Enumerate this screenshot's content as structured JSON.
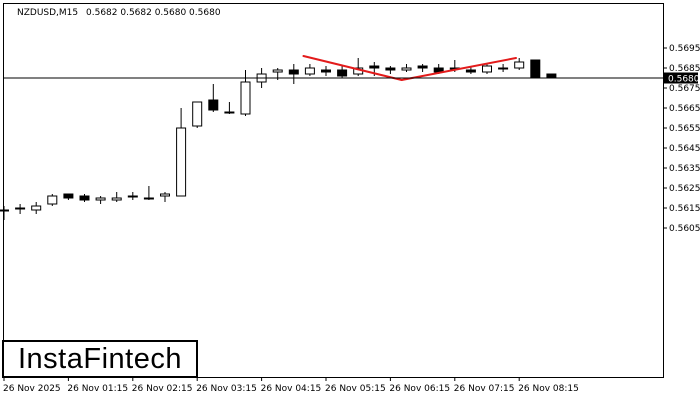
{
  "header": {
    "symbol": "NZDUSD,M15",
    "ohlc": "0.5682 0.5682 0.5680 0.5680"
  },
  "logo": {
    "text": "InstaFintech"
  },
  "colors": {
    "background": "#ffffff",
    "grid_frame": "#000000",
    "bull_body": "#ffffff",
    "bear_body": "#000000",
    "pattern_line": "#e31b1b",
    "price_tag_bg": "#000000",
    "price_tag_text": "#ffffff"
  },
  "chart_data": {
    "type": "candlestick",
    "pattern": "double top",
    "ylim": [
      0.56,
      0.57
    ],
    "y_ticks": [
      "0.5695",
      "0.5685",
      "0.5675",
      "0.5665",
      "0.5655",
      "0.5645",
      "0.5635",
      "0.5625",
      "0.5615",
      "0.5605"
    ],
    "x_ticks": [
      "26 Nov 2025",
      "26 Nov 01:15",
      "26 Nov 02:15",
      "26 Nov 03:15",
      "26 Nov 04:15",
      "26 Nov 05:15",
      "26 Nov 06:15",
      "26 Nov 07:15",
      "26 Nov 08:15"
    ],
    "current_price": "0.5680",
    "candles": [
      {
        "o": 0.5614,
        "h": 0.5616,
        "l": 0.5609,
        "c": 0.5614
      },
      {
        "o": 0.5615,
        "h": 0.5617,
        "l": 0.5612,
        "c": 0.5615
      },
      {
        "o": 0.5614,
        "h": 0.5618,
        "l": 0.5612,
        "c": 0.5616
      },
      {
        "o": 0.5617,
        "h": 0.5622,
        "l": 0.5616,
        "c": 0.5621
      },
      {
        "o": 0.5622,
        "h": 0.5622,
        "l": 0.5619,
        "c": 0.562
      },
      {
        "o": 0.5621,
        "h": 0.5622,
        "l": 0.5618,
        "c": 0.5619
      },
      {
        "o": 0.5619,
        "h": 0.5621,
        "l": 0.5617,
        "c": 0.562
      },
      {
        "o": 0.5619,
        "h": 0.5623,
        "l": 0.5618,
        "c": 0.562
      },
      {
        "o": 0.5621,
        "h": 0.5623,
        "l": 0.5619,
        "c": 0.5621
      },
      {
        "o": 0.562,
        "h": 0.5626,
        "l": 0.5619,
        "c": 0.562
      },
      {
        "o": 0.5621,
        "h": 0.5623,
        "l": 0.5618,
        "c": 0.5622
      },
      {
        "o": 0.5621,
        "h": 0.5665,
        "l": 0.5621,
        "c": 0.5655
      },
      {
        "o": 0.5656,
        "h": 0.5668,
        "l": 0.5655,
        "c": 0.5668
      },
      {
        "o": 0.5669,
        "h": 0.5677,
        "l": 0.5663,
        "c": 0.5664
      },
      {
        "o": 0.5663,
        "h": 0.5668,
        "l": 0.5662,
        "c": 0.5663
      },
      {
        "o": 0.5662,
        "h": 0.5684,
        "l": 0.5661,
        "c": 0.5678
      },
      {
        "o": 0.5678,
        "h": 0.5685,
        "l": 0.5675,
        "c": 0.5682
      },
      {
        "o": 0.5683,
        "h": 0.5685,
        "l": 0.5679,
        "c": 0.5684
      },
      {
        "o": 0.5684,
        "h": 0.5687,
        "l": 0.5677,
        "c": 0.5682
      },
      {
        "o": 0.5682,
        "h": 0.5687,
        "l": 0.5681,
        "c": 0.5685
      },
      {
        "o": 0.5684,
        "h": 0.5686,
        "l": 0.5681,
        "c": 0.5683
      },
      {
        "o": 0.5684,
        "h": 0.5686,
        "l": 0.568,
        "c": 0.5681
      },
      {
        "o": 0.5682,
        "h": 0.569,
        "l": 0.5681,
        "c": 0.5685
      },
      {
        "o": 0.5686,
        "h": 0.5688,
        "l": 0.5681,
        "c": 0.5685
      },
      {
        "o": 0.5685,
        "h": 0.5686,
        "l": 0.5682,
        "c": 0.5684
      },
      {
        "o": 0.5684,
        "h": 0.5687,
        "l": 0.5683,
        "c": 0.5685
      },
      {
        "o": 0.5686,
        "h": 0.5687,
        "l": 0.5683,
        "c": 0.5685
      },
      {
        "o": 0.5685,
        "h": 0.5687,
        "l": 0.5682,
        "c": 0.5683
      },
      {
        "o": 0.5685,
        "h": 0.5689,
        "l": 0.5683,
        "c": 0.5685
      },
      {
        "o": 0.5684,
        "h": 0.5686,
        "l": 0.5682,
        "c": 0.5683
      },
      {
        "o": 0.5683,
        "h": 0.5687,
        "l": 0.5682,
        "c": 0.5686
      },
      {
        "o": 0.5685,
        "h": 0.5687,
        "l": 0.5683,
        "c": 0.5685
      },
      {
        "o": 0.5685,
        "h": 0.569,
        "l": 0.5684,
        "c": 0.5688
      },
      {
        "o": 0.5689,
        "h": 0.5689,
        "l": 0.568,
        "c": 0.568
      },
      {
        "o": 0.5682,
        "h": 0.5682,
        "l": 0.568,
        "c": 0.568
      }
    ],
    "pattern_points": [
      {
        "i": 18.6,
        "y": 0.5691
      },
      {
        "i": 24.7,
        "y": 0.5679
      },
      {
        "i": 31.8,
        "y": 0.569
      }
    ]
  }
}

* * *

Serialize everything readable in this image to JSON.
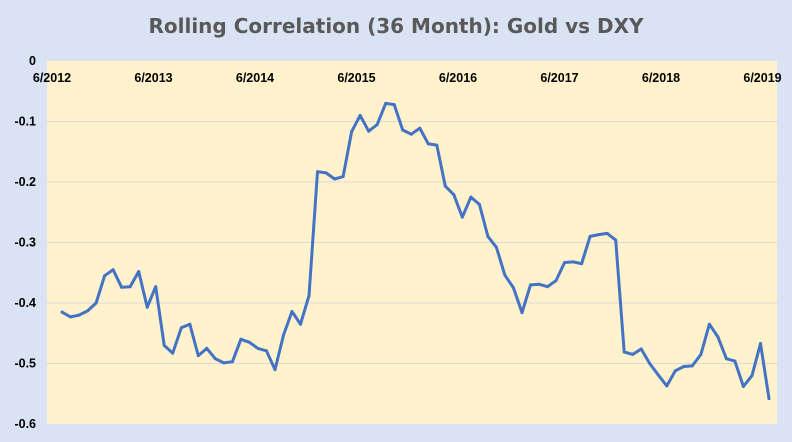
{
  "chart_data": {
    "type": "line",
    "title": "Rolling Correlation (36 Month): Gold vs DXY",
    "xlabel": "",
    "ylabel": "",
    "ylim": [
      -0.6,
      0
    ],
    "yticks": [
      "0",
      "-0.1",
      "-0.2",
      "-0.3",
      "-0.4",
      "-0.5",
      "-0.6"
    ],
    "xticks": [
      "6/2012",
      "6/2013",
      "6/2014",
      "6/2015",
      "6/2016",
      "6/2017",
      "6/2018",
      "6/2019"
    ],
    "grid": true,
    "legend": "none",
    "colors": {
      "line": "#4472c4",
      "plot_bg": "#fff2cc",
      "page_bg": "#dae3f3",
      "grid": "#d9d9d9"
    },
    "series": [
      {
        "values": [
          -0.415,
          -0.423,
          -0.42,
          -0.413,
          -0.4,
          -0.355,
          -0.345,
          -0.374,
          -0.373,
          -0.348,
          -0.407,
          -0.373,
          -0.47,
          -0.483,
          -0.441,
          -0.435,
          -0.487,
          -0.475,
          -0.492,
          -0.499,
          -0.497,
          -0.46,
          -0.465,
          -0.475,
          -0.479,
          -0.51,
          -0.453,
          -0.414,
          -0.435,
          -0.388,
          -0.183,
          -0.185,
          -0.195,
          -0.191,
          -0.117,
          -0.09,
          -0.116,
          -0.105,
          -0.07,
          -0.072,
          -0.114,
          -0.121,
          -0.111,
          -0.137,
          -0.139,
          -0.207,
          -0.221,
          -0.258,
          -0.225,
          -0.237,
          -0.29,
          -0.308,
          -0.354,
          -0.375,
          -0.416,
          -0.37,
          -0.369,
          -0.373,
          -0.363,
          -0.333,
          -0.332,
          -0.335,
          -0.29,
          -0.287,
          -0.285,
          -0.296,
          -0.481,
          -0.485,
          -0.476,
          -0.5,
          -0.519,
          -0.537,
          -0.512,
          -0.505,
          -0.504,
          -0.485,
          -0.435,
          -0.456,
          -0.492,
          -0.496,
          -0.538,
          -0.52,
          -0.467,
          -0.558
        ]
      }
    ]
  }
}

* * *

Report how many lines in these entries contain "JSON". Answer with the number only.

> [WRITTEN SOLUTION]: 2